### LISTED ENTRIES:
_____

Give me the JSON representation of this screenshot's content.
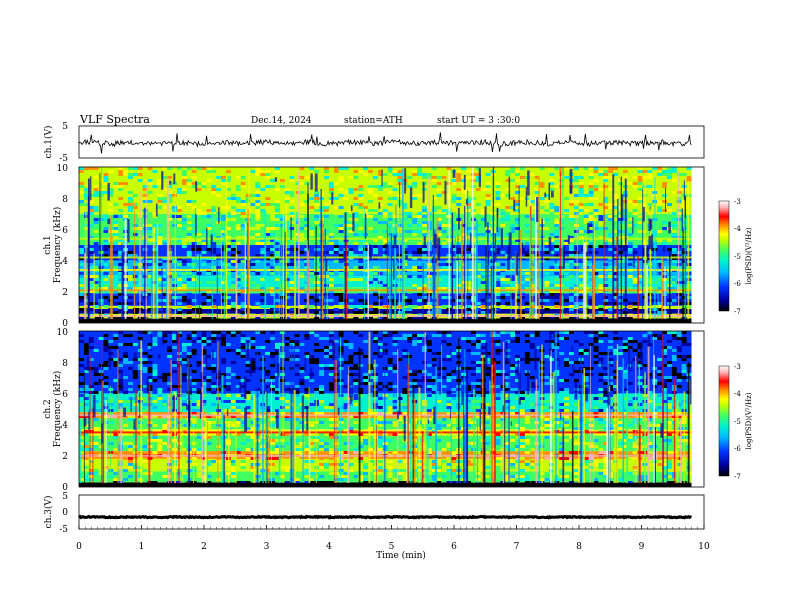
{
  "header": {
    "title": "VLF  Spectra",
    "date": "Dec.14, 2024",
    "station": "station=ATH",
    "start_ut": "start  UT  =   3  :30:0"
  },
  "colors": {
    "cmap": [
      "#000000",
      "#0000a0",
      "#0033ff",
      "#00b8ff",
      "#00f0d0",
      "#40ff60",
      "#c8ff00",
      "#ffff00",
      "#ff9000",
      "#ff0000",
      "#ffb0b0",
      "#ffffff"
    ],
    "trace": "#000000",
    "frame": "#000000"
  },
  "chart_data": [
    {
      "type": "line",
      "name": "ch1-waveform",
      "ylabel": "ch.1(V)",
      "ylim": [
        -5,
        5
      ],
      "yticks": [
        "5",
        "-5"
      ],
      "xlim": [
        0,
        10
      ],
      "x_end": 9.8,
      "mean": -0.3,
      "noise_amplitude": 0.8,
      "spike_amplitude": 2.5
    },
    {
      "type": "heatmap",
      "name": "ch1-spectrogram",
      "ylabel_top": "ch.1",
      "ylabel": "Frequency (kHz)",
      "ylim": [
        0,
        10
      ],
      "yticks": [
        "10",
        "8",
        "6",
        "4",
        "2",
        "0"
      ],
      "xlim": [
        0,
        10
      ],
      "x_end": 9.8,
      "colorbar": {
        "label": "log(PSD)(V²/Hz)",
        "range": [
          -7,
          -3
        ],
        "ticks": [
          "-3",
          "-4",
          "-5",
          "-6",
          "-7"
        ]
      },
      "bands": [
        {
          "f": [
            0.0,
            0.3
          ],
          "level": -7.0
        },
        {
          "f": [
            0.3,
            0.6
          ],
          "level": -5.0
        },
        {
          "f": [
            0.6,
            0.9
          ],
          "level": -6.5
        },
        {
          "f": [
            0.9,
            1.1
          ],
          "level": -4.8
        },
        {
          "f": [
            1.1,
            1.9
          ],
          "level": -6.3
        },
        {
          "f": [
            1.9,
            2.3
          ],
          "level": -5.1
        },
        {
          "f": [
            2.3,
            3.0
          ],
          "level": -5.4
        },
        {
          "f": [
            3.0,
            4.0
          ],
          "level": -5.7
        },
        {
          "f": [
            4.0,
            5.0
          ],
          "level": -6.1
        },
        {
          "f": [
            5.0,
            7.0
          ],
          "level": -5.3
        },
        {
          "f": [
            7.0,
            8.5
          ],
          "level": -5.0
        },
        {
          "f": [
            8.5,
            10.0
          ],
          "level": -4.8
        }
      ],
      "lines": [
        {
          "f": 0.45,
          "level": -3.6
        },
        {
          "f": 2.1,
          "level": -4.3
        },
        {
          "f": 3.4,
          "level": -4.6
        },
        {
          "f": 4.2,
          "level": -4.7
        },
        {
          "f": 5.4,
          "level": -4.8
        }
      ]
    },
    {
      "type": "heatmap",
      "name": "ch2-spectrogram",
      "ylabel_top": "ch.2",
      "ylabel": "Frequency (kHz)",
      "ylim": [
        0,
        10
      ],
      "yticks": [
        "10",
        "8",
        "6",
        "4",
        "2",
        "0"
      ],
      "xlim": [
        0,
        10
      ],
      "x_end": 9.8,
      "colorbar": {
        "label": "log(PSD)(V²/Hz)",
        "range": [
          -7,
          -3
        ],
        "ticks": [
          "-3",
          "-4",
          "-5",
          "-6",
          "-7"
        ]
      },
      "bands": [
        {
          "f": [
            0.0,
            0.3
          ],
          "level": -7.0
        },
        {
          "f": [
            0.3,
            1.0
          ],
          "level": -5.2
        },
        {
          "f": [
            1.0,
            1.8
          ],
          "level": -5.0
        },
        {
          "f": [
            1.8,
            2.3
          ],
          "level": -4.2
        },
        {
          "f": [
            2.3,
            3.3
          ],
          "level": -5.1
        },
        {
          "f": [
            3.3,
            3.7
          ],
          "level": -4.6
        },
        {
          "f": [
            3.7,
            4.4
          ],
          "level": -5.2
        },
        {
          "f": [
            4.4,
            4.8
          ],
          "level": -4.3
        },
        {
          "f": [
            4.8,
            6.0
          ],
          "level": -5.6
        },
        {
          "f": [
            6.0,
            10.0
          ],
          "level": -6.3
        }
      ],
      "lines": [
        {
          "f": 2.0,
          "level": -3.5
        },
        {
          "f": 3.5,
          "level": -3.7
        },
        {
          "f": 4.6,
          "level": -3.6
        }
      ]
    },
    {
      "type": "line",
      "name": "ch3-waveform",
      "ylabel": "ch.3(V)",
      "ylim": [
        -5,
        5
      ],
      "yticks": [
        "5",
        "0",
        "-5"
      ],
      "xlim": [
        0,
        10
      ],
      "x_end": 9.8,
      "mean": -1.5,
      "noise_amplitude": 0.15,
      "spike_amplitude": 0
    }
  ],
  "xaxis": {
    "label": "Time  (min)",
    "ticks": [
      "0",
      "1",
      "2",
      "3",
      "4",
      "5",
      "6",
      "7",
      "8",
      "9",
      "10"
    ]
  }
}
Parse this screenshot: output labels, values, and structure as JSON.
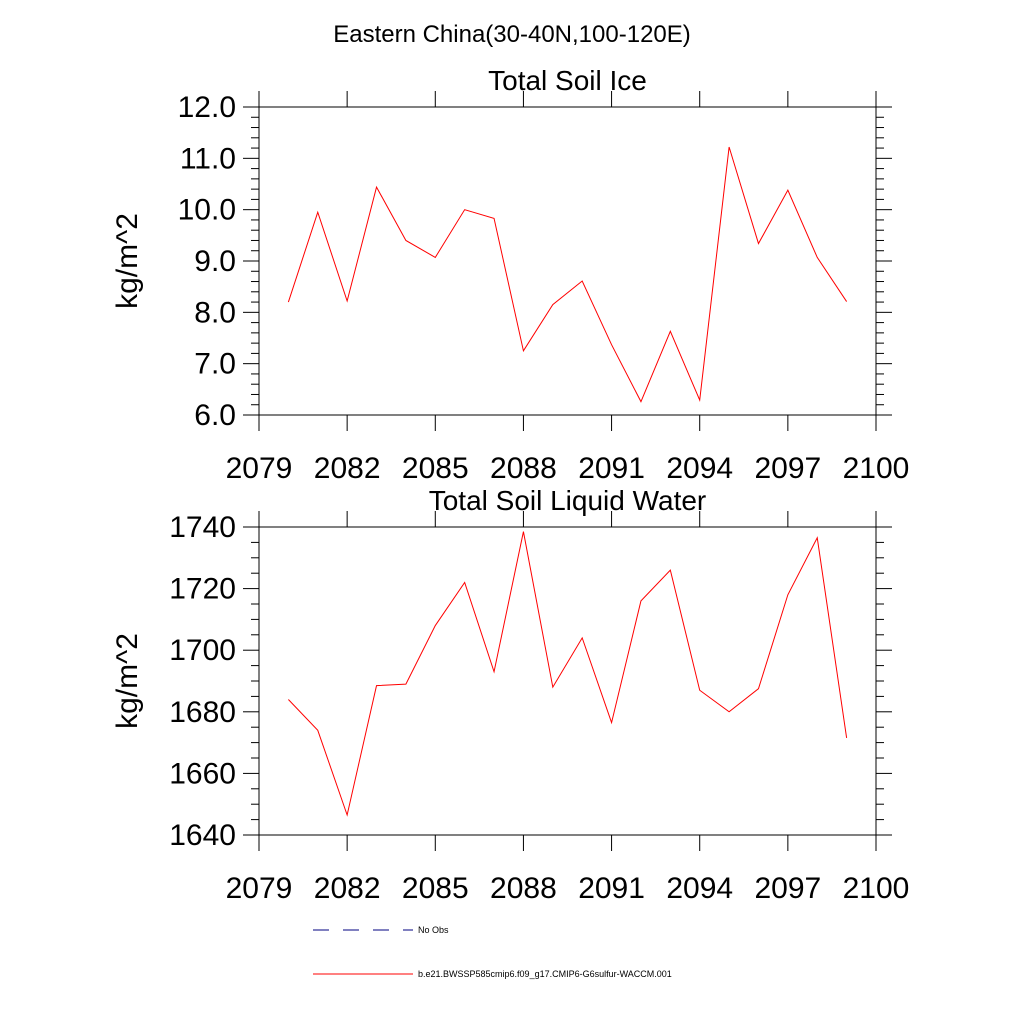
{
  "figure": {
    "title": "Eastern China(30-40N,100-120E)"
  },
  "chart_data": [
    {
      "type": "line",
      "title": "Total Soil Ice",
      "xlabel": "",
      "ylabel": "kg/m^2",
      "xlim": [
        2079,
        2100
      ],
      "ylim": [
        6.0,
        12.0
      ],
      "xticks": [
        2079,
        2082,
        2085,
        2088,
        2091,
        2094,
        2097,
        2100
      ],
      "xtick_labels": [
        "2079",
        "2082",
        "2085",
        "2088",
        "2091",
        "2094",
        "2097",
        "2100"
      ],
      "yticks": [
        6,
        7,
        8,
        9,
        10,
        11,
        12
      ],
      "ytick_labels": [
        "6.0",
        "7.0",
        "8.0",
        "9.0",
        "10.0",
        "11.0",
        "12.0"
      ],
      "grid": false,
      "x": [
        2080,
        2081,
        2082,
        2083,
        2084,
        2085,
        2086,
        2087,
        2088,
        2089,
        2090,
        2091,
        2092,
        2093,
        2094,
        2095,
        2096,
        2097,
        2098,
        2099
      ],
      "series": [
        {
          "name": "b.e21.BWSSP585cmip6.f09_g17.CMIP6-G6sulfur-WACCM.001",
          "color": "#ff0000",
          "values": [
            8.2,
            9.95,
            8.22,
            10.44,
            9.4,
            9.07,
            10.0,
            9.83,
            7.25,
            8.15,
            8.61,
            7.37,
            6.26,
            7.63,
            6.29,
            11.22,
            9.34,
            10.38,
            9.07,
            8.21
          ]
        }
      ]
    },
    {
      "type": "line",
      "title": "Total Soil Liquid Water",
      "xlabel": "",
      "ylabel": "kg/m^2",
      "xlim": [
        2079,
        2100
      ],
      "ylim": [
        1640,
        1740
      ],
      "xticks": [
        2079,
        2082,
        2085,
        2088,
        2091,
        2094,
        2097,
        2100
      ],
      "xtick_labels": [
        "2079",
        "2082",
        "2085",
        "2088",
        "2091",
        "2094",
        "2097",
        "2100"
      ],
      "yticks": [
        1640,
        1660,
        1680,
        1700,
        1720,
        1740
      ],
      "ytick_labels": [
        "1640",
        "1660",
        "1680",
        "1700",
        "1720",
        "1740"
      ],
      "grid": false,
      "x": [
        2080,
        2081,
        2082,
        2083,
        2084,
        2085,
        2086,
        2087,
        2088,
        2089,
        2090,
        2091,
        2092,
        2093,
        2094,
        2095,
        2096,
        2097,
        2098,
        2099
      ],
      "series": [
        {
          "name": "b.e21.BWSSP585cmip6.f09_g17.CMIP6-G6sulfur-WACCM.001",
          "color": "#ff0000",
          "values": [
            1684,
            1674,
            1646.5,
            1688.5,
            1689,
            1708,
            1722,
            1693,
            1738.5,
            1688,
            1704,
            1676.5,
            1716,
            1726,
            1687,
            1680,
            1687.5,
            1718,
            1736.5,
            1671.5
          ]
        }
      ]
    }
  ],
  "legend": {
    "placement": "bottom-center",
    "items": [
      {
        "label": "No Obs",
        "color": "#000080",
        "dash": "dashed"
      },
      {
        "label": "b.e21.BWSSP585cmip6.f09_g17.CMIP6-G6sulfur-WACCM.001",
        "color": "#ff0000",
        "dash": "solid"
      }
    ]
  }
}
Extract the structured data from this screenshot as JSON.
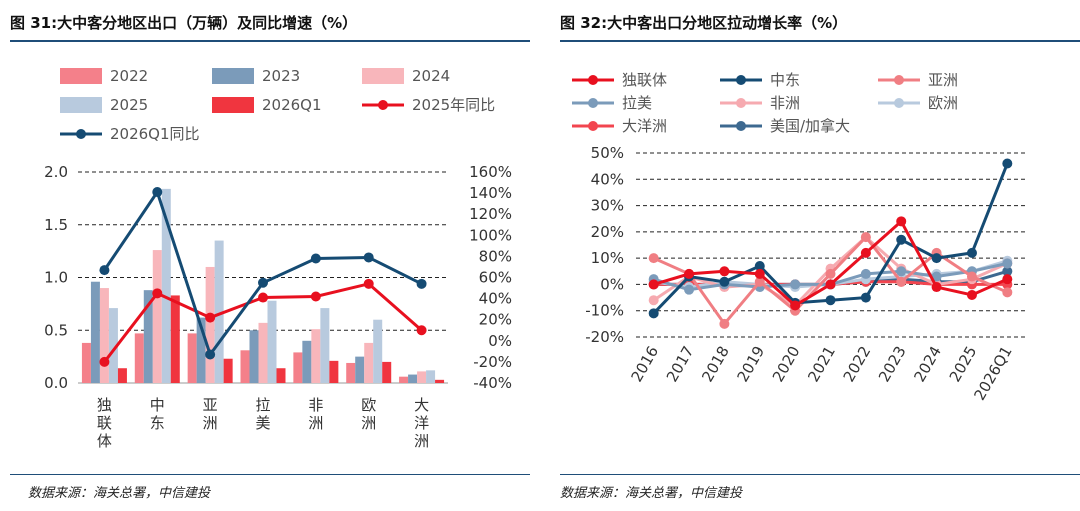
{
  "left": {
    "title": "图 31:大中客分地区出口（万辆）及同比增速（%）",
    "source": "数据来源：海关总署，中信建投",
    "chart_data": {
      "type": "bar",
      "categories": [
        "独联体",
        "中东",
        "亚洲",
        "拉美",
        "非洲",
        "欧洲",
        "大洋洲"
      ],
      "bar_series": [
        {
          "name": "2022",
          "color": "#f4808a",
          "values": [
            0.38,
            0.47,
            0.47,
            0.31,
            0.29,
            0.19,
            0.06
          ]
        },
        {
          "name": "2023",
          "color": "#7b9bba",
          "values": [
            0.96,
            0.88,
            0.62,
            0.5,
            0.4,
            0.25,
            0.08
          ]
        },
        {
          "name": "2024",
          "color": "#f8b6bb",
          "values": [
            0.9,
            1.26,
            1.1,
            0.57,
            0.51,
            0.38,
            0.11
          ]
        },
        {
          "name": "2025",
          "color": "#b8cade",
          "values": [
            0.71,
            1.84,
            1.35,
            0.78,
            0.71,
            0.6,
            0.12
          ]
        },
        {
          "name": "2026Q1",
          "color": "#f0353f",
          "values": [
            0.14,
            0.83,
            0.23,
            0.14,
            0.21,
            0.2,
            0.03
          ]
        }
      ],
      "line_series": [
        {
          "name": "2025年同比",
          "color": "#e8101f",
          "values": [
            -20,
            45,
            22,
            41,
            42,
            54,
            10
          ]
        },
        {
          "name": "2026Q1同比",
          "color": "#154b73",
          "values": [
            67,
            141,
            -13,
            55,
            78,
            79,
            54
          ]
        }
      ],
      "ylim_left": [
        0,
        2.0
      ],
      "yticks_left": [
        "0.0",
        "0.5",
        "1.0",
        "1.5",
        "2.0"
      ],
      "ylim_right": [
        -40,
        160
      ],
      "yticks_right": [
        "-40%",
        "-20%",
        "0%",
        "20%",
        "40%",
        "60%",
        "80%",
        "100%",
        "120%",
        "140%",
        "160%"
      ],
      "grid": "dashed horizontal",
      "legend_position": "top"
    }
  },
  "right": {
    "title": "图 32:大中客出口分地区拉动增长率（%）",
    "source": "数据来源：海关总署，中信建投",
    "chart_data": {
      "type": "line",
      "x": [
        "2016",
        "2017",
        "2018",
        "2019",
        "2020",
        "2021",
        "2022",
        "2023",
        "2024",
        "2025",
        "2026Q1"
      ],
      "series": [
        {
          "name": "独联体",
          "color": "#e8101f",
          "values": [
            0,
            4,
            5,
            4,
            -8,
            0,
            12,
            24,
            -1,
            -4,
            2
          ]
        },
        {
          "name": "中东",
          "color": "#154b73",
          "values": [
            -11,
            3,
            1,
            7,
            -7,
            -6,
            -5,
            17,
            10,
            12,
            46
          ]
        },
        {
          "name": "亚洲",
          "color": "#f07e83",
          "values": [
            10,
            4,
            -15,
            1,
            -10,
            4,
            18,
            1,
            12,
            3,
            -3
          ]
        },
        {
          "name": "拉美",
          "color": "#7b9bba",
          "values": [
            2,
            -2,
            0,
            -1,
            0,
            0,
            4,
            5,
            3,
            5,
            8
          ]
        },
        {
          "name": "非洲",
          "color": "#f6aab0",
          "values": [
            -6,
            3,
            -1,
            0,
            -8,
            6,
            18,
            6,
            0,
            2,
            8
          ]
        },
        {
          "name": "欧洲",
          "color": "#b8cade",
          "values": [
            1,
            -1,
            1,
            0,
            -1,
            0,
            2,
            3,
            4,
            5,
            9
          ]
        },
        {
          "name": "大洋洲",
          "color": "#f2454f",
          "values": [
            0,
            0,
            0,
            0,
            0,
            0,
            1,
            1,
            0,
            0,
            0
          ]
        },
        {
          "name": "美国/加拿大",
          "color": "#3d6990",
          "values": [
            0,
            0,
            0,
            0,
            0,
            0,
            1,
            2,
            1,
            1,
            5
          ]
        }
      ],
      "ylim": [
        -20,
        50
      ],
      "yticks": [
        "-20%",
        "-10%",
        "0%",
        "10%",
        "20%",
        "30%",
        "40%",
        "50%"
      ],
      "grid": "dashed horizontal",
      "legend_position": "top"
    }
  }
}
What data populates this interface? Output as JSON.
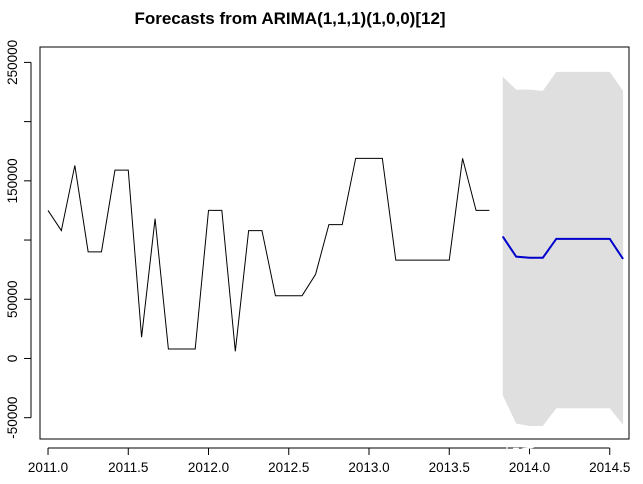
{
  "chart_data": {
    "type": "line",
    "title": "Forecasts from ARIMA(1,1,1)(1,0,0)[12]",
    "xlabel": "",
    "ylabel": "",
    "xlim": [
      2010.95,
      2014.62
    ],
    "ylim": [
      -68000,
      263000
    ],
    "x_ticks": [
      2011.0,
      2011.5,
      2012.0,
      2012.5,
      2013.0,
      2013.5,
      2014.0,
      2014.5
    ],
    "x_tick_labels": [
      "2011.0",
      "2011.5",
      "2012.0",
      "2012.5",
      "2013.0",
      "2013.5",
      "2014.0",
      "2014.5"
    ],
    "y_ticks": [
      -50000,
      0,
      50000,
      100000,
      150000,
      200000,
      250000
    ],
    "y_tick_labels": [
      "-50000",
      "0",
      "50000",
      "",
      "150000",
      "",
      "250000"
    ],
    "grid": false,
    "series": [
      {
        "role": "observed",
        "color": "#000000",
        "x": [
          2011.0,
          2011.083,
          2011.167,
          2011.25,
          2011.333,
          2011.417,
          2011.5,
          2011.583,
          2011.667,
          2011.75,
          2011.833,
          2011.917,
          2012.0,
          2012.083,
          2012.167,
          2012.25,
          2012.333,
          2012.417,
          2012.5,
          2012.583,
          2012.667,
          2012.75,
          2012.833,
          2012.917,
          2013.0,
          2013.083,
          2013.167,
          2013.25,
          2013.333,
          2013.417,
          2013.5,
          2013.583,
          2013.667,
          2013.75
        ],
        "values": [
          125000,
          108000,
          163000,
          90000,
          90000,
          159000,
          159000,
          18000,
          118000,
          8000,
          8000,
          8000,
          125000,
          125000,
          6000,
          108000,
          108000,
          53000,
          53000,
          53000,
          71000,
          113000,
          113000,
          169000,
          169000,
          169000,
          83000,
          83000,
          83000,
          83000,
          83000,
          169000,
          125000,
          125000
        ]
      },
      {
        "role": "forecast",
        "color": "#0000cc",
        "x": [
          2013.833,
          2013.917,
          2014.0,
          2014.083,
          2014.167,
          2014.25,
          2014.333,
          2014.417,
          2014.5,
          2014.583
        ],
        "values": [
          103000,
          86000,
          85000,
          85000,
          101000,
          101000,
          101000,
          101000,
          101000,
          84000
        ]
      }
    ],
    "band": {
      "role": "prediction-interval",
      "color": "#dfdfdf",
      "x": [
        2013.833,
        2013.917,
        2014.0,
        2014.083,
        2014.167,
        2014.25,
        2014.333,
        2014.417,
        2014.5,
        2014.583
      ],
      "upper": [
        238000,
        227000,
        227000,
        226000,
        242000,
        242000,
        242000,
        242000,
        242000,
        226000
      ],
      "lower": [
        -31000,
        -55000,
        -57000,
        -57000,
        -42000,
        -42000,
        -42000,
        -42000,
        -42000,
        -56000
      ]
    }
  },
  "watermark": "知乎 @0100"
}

_____

### YOUR GOAL:
Show every line that contains the word "Soil".

### WORKED SOLUTION:
      "title": "Total Soil Ice",
      "title": "Total Soil Liquid Water",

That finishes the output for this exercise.